# What this task involves
Can you retype, without any changes, the lines in the material below from the one containing "- setup-step-title: Create" through the one containing "- step-current-indicator: [496, 61, 506, 83]", with both of those lines included?

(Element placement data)
##############################

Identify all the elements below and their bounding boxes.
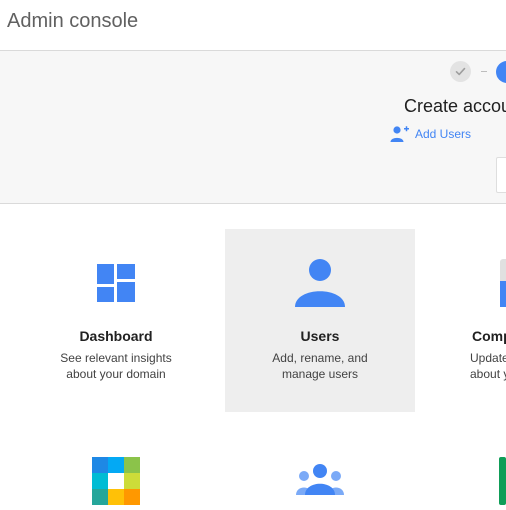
- setup-step-title: Create accou: [404, 96, 506, 116]
- top-bar: Admin console: [0, 0, 506, 51]
- tile-title: Comp: [472, 328, 506, 344]
- tile-description-line: about y: [470, 367, 506, 381]
- tile-description: Update about y: [470, 350, 506, 382]
- checkmark-icon: [455, 67, 466, 76]
- add-users-link[interactable]: Add Users: [390, 124, 471, 144]
- user-icon: [225, 259, 415, 307]
- devices-icon[interactable]: [499, 457, 506, 510]
- groups-icon[interactable]: [296, 463, 344, 510]
- tile-title: Users: [300, 328, 340, 344]
- company-profile-icon: [500, 259, 506, 307]
- tile-description: See relevant insights about your domain: [21, 350, 211, 382]
- setup-panel: Create accou Add Users: [0, 51, 506, 204]
- step-current-indicator: [496, 61, 506, 83]
- app-title[interactable]: Admin console: [7, 10, 138, 33]
- tile-description-line: See relevant insights: [60, 351, 172, 365]
- tile-description: Add, rename, and manage users: [225, 350, 415, 382]
- dashboard-icon: [21, 259, 211, 307]
- add-user-icon: [390, 126, 409, 142]
- tile-users[interactable]: Users Add, rename, and manage users: [225, 229, 415, 412]
- tile-company-profile[interactable]: Comp Update about y: [431, 229, 506, 412]
- setup-card: [496, 157, 506, 193]
- tile-title: Dashboard: [79, 328, 153, 344]
- tile-description-line: Add, rename, and: [272, 351, 368, 365]
- step-connector: [481, 71, 487, 72]
- apps-icon[interactable]: [92, 457, 140, 510]
- add-users-label: Add Users: [415, 127, 472, 141]
- tile-description-line: manage users: [281, 367, 359, 381]
- step-complete-indicator: [450, 61, 471, 82]
- tile-description-line: about your domain: [66, 367, 166, 381]
- tile-description-line: Update: [470, 351, 506, 365]
- tile-dashboard[interactable]: Dashboard See relevant insights about yo…: [21, 229, 211, 412]
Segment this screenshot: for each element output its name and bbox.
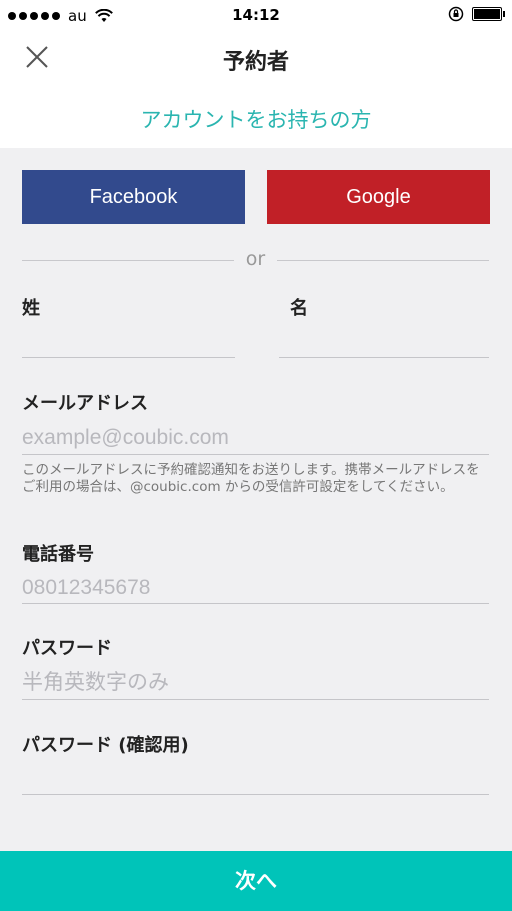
password-label: パスワード xyxy=(22,638,112,659)
email-label: メールアドレス xyxy=(22,393,148,414)
email-note: このメールアドレスに予約確認通知をお送りします。携帯メールアドレスをご利用の場合… xyxy=(22,462,480,495)
divider-line-right xyxy=(277,260,489,261)
status-bar: au 14:12 xyxy=(0,0,512,30)
phone-label: 電話番号 xyxy=(22,544,94,565)
status-time: 14:12 xyxy=(232,6,280,24)
next-button[interactable]: 次へ xyxy=(0,851,512,911)
phone-input[interactable] xyxy=(22,572,489,604)
account-row: アカウントをお持ちの方 xyxy=(0,88,512,148)
email-input[interactable] xyxy=(22,422,489,455)
existing-account-link[interactable]: アカウントをお持ちの方 xyxy=(0,104,512,134)
nav-bar: 予約者 xyxy=(0,30,512,88)
or-divider: or xyxy=(22,248,489,272)
last-name-label: 姓 xyxy=(22,298,40,319)
password-confirm-label: パスワード (確認用) xyxy=(22,735,189,756)
or-label: or xyxy=(245,248,266,270)
first-name-input[interactable] xyxy=(279,326,489,358)
page-title: 予約者 xyxy=(222,50,289,75)
first-name-label: 名 xyxy=(290,298,308,319)
facebook-login-button[interactable]: Facebook xyxy=(22,170,245,224)
battery-icon xyxy=(472,7,505,21)
last-name-input[interactable] xyxy=(22,326,235,358)
google-login-button[interactable]: Google xyxy=(267,170,490,224)
password-confirm-input[interactable] xyxy=(22,762,489,795)
password-input[interactable] xyxy=(22,667,489,700)
orientation-lock-icon xyxy=(448,6,464,22)
status-right xyxy=(448,6,505,22)
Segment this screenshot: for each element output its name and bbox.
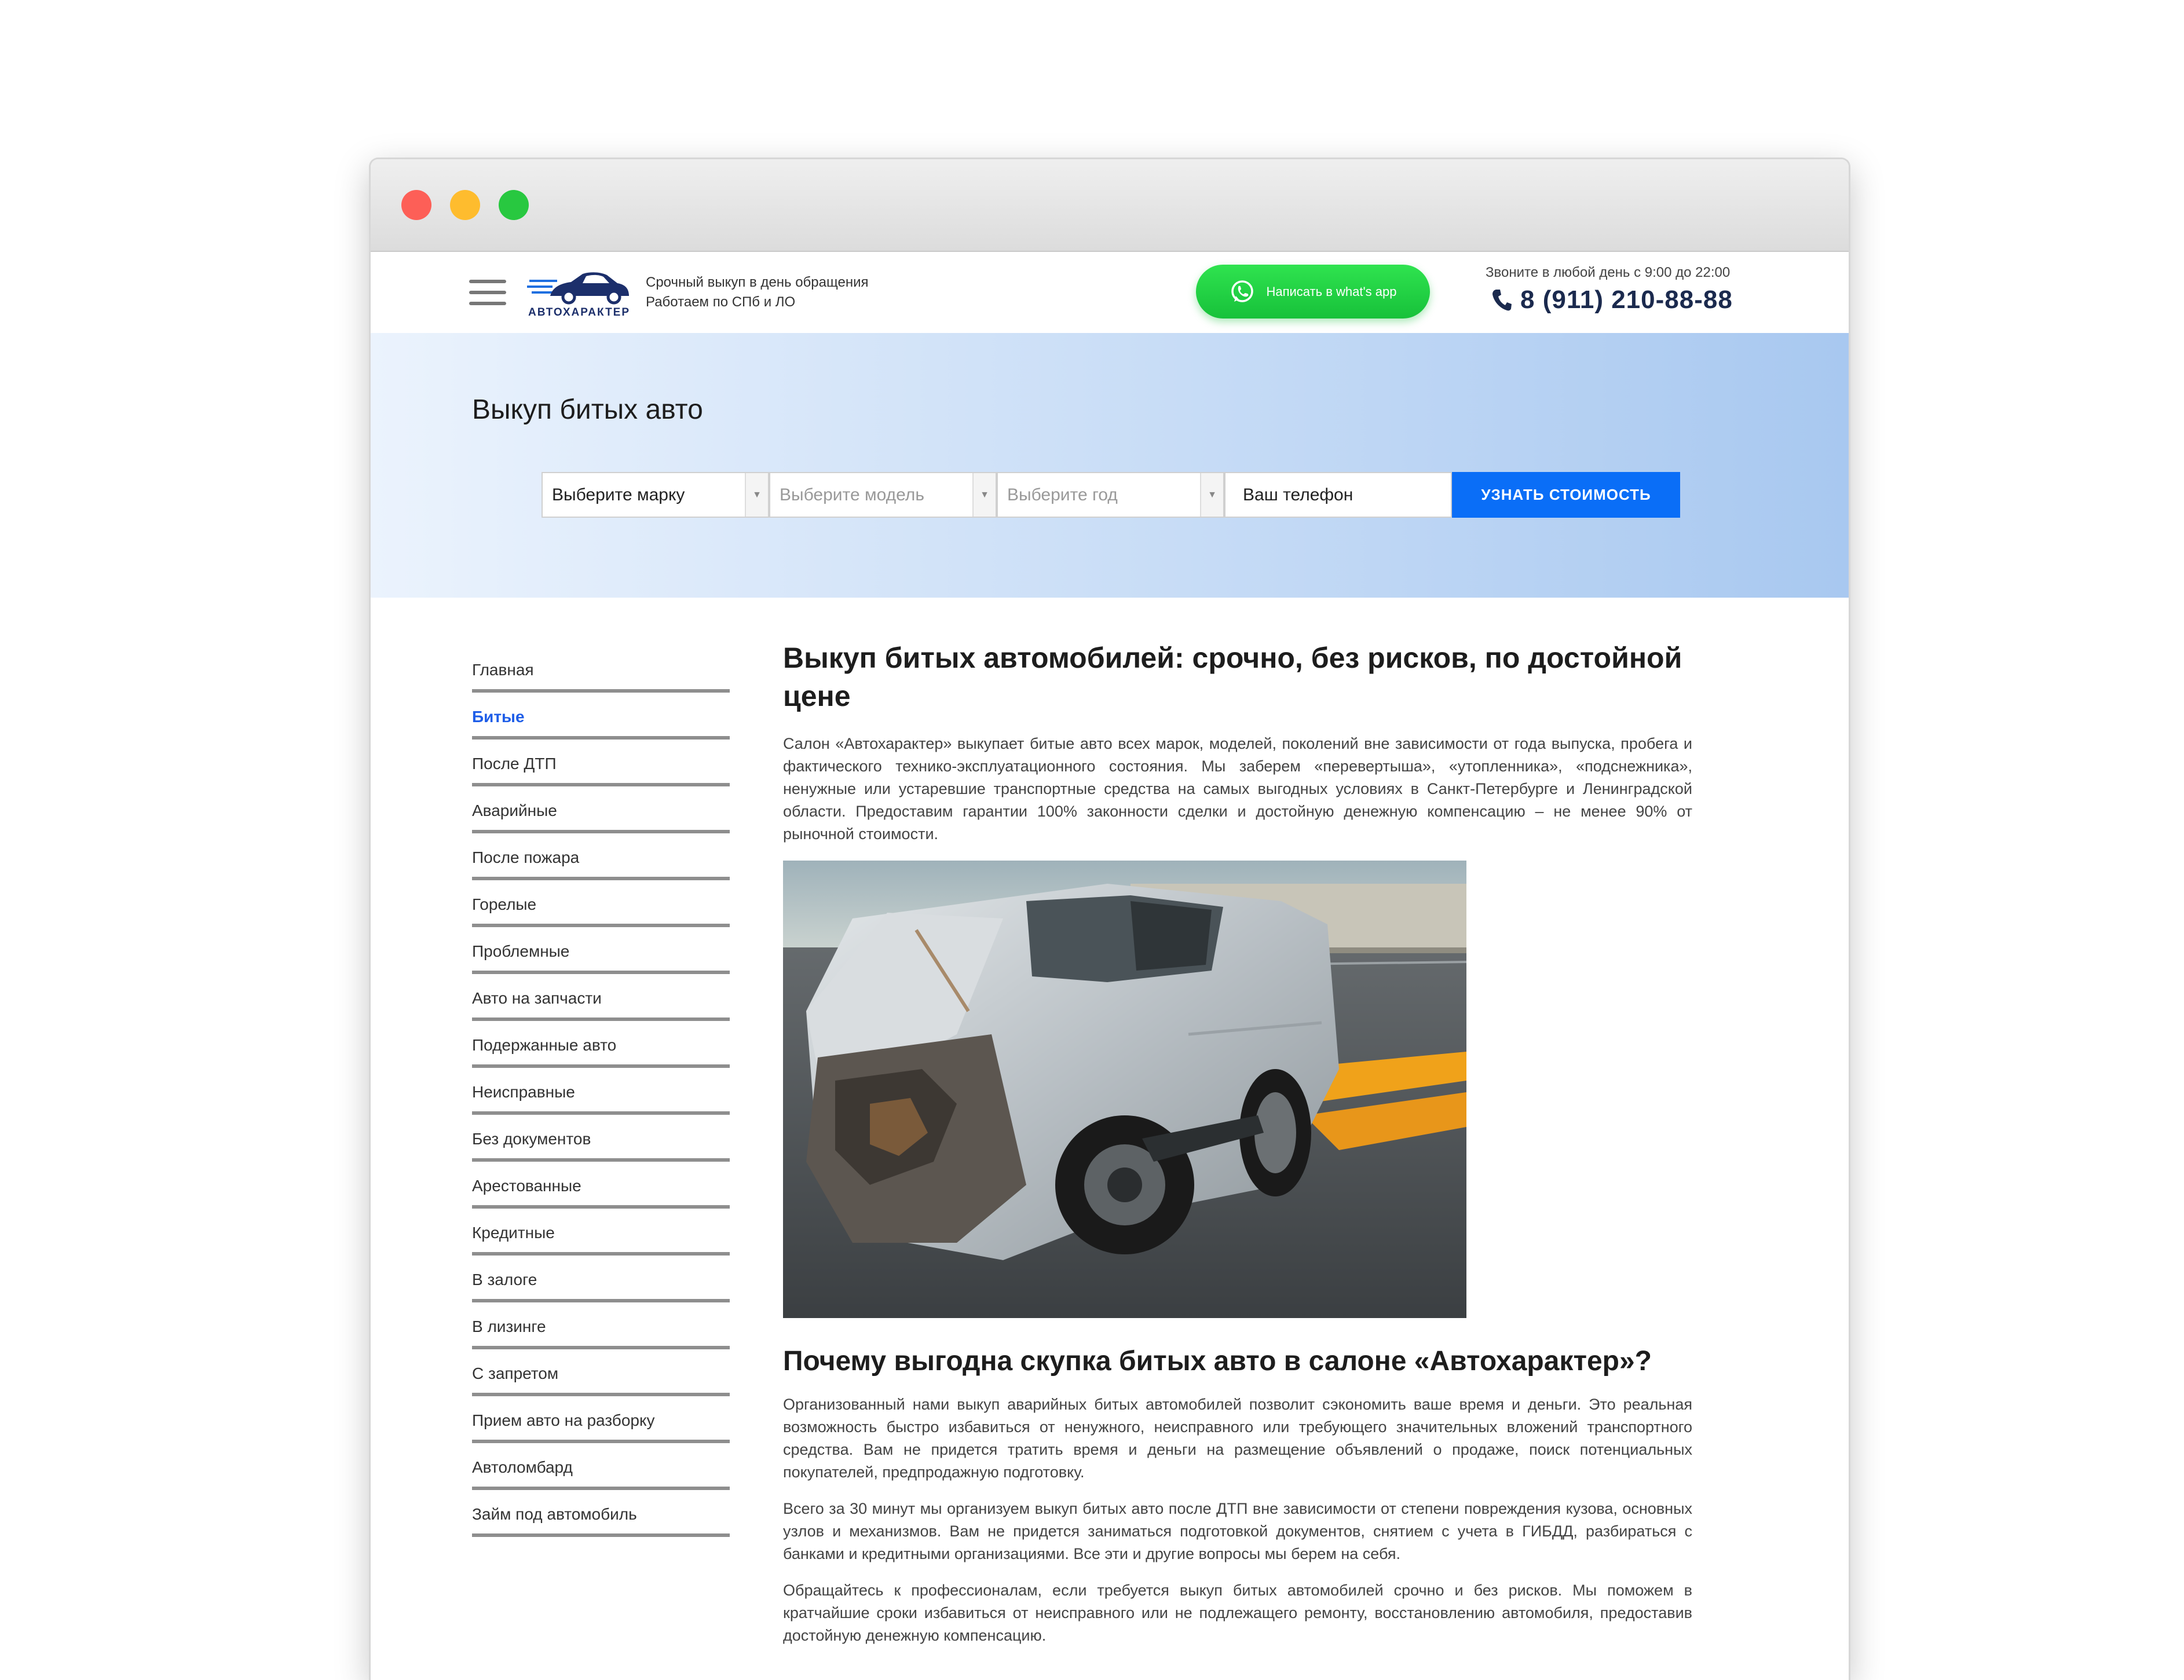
valuation-form: Выберите марку ▼ Выберите модель ▼ Выбер… bbox=[542, 472, 1680, 518]
site-header: АВТОХАРАКТЕР Срочный выкуп в день обраще… bbox=[371, 252, 1849, 333]
main-content: Выкуп битых автомобилей: срочно, без рис… bbox=[783, 639, 1692, 1647]
article-heading: Выкуп битых автомобилей: срочно, без рис… bbox=[783, 642, 1682, 712]
sidebar-item[interactable]: Кредитные bbox=[472, 1209, 730, 1256]
hero-banner: Выкуп битых авто Выберите марку ▼ Выбери… bbox=[371, 333, 1849, 598]
car-logo-icon bbox=[527, 272, 629, 305]
get-price-button[interactable]: УЗНАТЬ СТОИМОСТЬ bbox=[1452, 472, 1680, 518]
phone-number-text: 8 (911) 210-88-88 bbox=[1520, 286, 1733, 314]
sidebar-item[interactable]: Без документов bbox=[472, 1115, 730, 1162]
section-paragraph-3: Обращайтесь к профессионалам, если требу… bbox=[783, 1582, 1692, 1644]
close-window-button[interactable] bbox=[401, 190, 431, 220]
logo-text: АВТОХАРАКТЕР bbox=[528, 306, 631, 319]
window-titlebar bbox=[371, 159, 1849, 252]
sidebar-item[interactable]: Автоломбард bbox=[472, 1443, 730, 1490]
tagline-line-1: Срочный выкуп в день обращения bbox=[646, 274, 869, 290]
sidebar-item[interactable]: Прием авто на разборку bbox=[472, 1396, 730, 1443]
sidebar-item[interactable]: Горелые bbox=[472, 880, 730, 927]
phone-icon bbox=[1492, 290, 1512, 311]
sidebar-item[interactable]: После ДТП bbox=[472, 740, 730, 786]
brand-select[interactable]: Выберите марку ▼ bbox=[542, 472, 769, 518]
chevron-down-icon: ▼ bbox=[745, 473, 768, 517]
year-select[interactable]: Выберите год ▼ bbox=[997, 472, 1224, 518]
sidebar-item[interactable]: В залоге bbox=[472, 1256, 730, 1302]
chevron-down-icon: ▼ bbox=[1200, 473, 1223, 517]
sidebar-item[interactable]: После пожара bbox=[472, 833, 730, 880]
phone-number[interactable]: 8 (911) 210-88-88 bbox=[1491, 286, 1733, 314]
article-intro: Салон «Автохарактер» выкупает битые авто… bbox=[783, 735, 1692, 843]
hamburger-menu-icon[interactable] bbox=[469, 276, 506, 309]
sidebar-item[interactable]: Проблемные bbox=[472, 927, 730, 974]
chevron-down-icon: ▼ bbox=[972, 473, 996, 517]
sidebar-item[interactable]: Битые bbox=[472, 693, 730, 740]
section-paragraph-2: Всего за 30 минут мы организуем выкуп би… bbox=[783, 1500, 1692, 1562]
sidebar-item[interactable]: Арестованные bbox=[472, 1162, 730, 1209]
whatsapp-button[interactable]: Написать в what's app bbox=[1196, 265, 1430, 319]
call-hours-note: Звоните в любой день с 9:00 до 22:00 bbox=[1486, 265, 1731, 280]
phone-input[interactable] bbox=[1224, 472, 1452, 518]
whatsapp-button-label: Написать в what's app bbox=[1266, 284, 1397, 299]
sidebar-item[interactable]: С запретом bbox=[472, 1349, 730, 1396]
header-tagline: Срочный выкуп в день обращения Работаем … bbox=[646, 273, 868, 312]
sidebar-item[interactable]: Главная bbox=[472, 646, 730, 693]
sidebar-nav: Главная Битые После ДТП Аварийные После пожа… bbox=[472, 646, 730, 1537]
maximize-window-button[interactable] bbox=[499, 190, 529, 220]
sidebar-item[interactable]: Аварийные bbox=[472, 786, 730, 833]
model-select-value: Выберите модель bbox=[780, 485, 924, 504]
browser-window: АВТОХАРАКТЕР Срочный выкуп в день обраще… bbox=[369, 158, 1850, 1680]
tagline-line-2: Работаем по СПб и ЛО bbox=[646, 294, 796, 310]
sidebar-item[interactable]: В лизинге bbox=[472, 1302, 730, 1349]
damaged-car-photo bbox=[783, 861, 1466, 1318]
year-select-value: Выберите год bbox=[1007, 485, 1118, 504]
section-paragraph-1: Организованный нами выкуп аварийных биты… bbox=[783, 1396, 1692, 1481]
sidebar-item[interactable]: Авто на запчасти bbox=[472, 974, 730, 1021]
brand-select-value: Выберите марку bbox=[552, 485, 685, 504]
model-select[interactable]: Выберите модель ▼ bbox=[769, 472, 997, 518]
sidebar-item[interactable]: Займ под автомобиль bbox=[472, 1490, 730, 1537]
sidebar-item[interactable]: Подержанные авто bbox=[472, 1021, 730, 1068]
section-heading: Почему выгодна скупка битых авто в салон… bbox=[783, 1346, 1652, 1377]
sidebar-item[interactable]: Неисправные bbox=[472, 1068, 730, 1115]
whatsapp-icon bbox=[1231, 280, 1254, 302]
web-page: АВТОХАРАКТЕР Срочный выкуп в день обраще… bbox=[371, 252, 1849, 1680]
site-logo[interactable]: АВТОХАРАКТЕР bbox=[527, 269, 631, 319]
minimize-window-button[interactable] bbox=[450, 190, 480, 220]
hero-title: Выкуп битых авто bbox=[472, 394, 703, 425]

##############################

# Final result
- setup-step-title: Create accou: [404, 96, 506, 116]
- top-bar: Admin console: [0, 0, 506, 51]
- tile-title: Comp: [472, 328, 506, 344]
- tile-description-line: about y: [470, 367, 506, 381]
- tile-description: Update about y: [470, 350, 506, 382]
- checkmark-icon: [455, 67, 466, 76]
- add-users-link[interactable]: Add Users: [390, 124, 471, 144]
- user-icon: [225, 259, 415, 307]
- devices-icon[interactable]: [499, 457, 506, 510]
- groups-icon[interactable]: [296, 463, 344, 510]
- tile-title: Users: [300, 328, 340, 344]
- company-profile-icon: [500, 259, 506, 307]
- tile-description: See relevant insights about your domain: [21, 350, 211, 382]
- setup-panel: Create accou Add Users: [0, 51, 506, 204]
- step-current-indicator: [496, 61, 506, 83]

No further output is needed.